::: RECORDS FOR THE EXERCISE :::

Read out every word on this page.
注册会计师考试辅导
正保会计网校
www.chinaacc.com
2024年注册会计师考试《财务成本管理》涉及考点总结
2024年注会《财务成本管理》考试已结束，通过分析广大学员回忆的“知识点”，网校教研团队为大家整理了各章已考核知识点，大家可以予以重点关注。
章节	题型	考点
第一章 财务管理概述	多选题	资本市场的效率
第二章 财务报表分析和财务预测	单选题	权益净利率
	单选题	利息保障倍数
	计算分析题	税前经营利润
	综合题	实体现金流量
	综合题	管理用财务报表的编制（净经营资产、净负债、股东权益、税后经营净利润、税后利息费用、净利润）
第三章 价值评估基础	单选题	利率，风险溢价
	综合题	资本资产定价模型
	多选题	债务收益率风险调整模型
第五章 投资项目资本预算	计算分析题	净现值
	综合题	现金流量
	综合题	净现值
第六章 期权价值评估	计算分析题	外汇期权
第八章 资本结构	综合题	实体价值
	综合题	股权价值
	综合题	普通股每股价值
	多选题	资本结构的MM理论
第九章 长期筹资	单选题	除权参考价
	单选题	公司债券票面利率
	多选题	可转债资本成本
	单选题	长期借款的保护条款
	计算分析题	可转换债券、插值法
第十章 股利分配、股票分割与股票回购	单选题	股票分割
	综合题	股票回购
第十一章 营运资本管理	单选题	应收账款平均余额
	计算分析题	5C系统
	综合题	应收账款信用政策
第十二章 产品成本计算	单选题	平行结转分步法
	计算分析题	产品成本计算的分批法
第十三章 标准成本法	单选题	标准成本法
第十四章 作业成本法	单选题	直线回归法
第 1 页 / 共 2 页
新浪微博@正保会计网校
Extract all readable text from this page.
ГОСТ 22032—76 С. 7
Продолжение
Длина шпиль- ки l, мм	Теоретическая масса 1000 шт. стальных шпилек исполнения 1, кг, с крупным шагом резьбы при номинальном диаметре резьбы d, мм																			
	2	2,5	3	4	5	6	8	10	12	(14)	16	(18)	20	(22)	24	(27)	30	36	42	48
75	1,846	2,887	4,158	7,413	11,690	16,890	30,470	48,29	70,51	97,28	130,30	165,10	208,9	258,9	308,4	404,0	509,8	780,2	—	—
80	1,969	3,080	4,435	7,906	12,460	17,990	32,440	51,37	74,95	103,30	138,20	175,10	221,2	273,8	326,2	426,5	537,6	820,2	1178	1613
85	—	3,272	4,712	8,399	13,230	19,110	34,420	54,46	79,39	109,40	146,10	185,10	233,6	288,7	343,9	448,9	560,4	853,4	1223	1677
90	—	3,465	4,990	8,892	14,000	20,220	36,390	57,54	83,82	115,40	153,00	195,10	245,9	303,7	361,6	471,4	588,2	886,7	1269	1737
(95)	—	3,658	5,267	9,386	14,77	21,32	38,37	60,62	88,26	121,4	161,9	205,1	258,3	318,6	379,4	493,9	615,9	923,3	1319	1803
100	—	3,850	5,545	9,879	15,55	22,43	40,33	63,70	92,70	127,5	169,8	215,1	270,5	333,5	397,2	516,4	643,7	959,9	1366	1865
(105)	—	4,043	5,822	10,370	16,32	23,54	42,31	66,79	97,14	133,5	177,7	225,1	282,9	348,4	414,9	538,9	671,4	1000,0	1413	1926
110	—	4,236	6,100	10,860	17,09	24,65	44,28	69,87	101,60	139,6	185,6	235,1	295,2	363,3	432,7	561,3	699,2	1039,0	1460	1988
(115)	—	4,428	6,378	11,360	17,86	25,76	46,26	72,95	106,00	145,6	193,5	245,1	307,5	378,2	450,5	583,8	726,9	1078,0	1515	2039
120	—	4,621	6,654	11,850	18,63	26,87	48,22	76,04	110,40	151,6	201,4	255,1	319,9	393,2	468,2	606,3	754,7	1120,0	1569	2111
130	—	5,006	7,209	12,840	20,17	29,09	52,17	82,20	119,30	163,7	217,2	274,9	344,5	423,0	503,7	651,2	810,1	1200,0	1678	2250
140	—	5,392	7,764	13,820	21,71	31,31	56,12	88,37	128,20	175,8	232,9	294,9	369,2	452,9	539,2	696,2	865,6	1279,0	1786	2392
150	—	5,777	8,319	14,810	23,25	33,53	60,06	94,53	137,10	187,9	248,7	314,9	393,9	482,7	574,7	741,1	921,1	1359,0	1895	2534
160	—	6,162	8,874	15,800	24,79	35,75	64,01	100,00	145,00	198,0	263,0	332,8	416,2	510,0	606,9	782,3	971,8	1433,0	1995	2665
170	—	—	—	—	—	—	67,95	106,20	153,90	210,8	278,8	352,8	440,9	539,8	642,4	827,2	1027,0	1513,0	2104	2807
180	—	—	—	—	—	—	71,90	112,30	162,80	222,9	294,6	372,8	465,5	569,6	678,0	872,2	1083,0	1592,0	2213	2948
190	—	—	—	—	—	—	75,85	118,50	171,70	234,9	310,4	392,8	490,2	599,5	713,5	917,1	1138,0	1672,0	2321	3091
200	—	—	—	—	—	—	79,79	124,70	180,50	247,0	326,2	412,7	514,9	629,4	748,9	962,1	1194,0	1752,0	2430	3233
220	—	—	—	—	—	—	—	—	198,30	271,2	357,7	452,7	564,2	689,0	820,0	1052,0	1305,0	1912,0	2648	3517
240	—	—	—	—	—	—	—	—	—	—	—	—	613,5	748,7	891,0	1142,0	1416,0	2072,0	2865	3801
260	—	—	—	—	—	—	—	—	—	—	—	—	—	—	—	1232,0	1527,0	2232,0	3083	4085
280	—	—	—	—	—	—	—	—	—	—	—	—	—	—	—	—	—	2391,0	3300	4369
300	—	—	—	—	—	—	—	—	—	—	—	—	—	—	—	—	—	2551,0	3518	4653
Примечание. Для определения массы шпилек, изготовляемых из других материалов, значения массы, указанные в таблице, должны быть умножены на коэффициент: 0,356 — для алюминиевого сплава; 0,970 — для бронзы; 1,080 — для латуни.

:::

▶ **DIRECTIVE**:
Go through the records above and retype each one exactly.

▶ **EXERCISE SOLUTION**:
Read out every word on this page.
注册会计师考试辅导
正保会计网校
www.chinaacc.com
2024年注册会计师考试《财务成本管理》涉及考点总结
2024年注会《财务成本管理》考试已结束，通过分析广大学员回忆的“知识点”，网校教研团队为大家整理了各章已考核知识点，大家可以予以重点关注。
章节	题型	考点
第一章 财务管理概述	多选题	资本市场的效率
第二章 财务报表分析和财务预测	单选题	权益净利率
	单选题	利息保障倍数
	计算分析题	税前经营利润
	综合题	实体现金流量
	综合题	管理用财务报表的编制（净经营资产、净负债、股东权益、税后经营净利润、税后利息费用、净利润）
第三章 价值评估基础	单选题	利率，风险溢价
	综合题	资本资产定价模型
	多选题	债务收益率风险调整模型
第五章 投资项目资本预算	计算分析题	净现值
	综合题	现金流量
	综合题	净现值
第六章 期权价值评估	计算分析题	外汇期权
第八章 资本结构	综合题	实体价值
	综合题	股权价值
	综合题	普通股每股价值
	多选题	资本结构的MM理论
第九章 长期筹资	单选题	除权参考价
	单选题	公司债券票面利率
	多选题	可转债资本成本
	单选题	长期借款的保护条款
	计算分析题	可转换债券、插值法
第十章 股利分配、股票分割与股票回购	单选题	股票分割
	综合题	股票回购
第十一章 营运资本管理	单选题	应收账款平均余额
	计算分析题	5C系统
	综合题	应收账款信用政策
第十二章 产品成本计算	单选题	平行结转分步法
	计算分析题	产品成本计算的分批法
第十三章 标准成本法	单选题	标准成本法
第十四章 作业成本法	单选题	直线回归法
第 1 页 / 共 2 页
新浪微博@正保会计网校
Extract all readable text from this page.
ГОСТ 22032—76 С. 7
Продолжение
Длина шпиль- ки l, мм	Теоретическая масса 1000 шт. стальных шпилек исполнения 1, кг, с крупным шагом резьбы при номинальном диаметре резьбы d, мм																			
	2	2,5	3	4	5	6	8	10	12	(14)	16	(18)	20	(22)	24	(27)	30	36	42	48
75	1,846	2,887	4,158	7,413	11,690	16,890	30,470	48,29	70,51	97,28	130,30	165,10	208,9	258,9	308,4	404,0	509,8	780,2	—	—
80	1,969	3,080	4,435	7,906	12,460	17,990	32,440	51,37	74,95	103,30	138,20	175,10	221,2	273,8	326,2	426,5	537,6	820,2	1178	1613
85	—	3,272	4,712	8,399	13,230	19,110	34,420	54,46	79,39	109,40	146,10	185,10	233,6	288,7	343,9	448,9	560,4	853,4	1223	1677
90	—	3,465	4,990	8,892	14,000	20,220	36,390	57,54	83,82	115,40	153,00	195,10	245,9	303,7	361,6	471,4	588,2	886,7	1269	1737
(95)	—	3,658	5,267	9,386	14,77	21,32	38,37	60,62	88,26	121,4	161,9	205,1	258,3	318,6	379,4	493,9	615,9	923,3	1319	1803
100	—	3,850	5,545	9,879	15,55	22,43	40,33	63,70	92,70	127,5	169,8	215,1	270,5	333,5	397,2	516,4	643,7	959,9	1366	1865
(105)	—	4,043	5,822	10,370	16,32	23,54	42,31	66,79	97,14	133,5	177,7	225,1	282,9	348,4	414,9	538,9	671,4	1000,0	1413	1926
110	—	4,236	6,100	10,860	17,09	24,65	44,28	69,87	101,60	139,6	185,6	235,1	295,2	363,3	432,7	561,3	699,2	1039,0	1460	1988
(115)	—	4,428	6,378	11,360	17,86	25,76	46,26	72,95	106,00	145,6	193,5	245,1	307,5	378,2	450,5	583,8	726,9	1078,0	1515	2039
120	—	4,621	6,654	11,850	18,63	26,87	48,22	76,04	110,40	151,6	201,4	255,1	319,9	393,2	468,2	606,3	754,7	1120,0	1569	2111
130	—	5,006	7,209	12,840	20,17	29,09	52,17	82,20	119,30	163,7	217,2	274,9	344,5	423,0	503,7	651,2	810,1	1200,0	1678	2250
140	—	5,392	7,764	13,820	21,71	31,31	56,12	88,37	128,20	175,8	232,9	294,9	369,2	452,9	539,2	696,2	865,6	1279,0	1786	2392
150	—	5,777	8,319	14,810	23,25	33,53	60,06	94,53	137,10	187,9	248,7	314,9	393,9	482,7	574,7	741,1	921,1	1359,0	1895	2534
160	—	6,162	8,874	15,800	24,79	35,75	64,01	100,00	145,00	198,0	263,0	332,8	416,2	510,0	606,9	782,3	971,8	1433,0	1995	2665
170	—	—	—	—	—	—	67,95	106,20	153,90	210,8	278,8	352,8	440,9	539,8	642,4	827,2	1027,0	1513,0	2104	2807
180	—	—	—	—	—	—	71,90	112,30	162,80	222,9	294,6	372,8	465,5	569,6	678,0	872,2	1083,0	1592,0	2213	2948
190	—	—	—	—	—	—	75,85	118,50	171,70	234,9	310,4	392,8	490,2	599,5	713,5	917,1	1138,0	1672,0	2321	3091
200	—	—	—	—	—	—	79,79	124,70	180,50	247,0	326,2	412,7	514,9	629,4	748,9	962,1	1194,0	1752,0	2430	3233
220	—	—	—	—	—	—	—	—	198,30	271,2	357,7	452,7	564,2	689,0	820,0	1052,0	1305,0	1912,0	2648	3517
240	—	—	—	—	—	—	—	—	—	—	—	—	613,5	748,7	891,0	1142,0	1416,0	2072,0	2865	3801
260	—	—	—	—	—	—	—	—	—	—	—	—	—	—	—	1232,0	1527,0	2232,0	3083	4085
280	—	—	—	—	—	—	—	—	—	—	—	—	—	—	—	—	—	2391,0	3300	4369
300	—	—	—	—	—	—	—	—	—	—	—	—	—	—	—	—	—	2551,0	3518	4653
Примечание. Для определения массы шпилек, изготовляемых из других материалов, значения массы, указанные в таблице, должны быть умножены на коэффициент: 0,356 — для алюминиевого сплава; 0,970 — для бронзы; 1,080 — для латуни.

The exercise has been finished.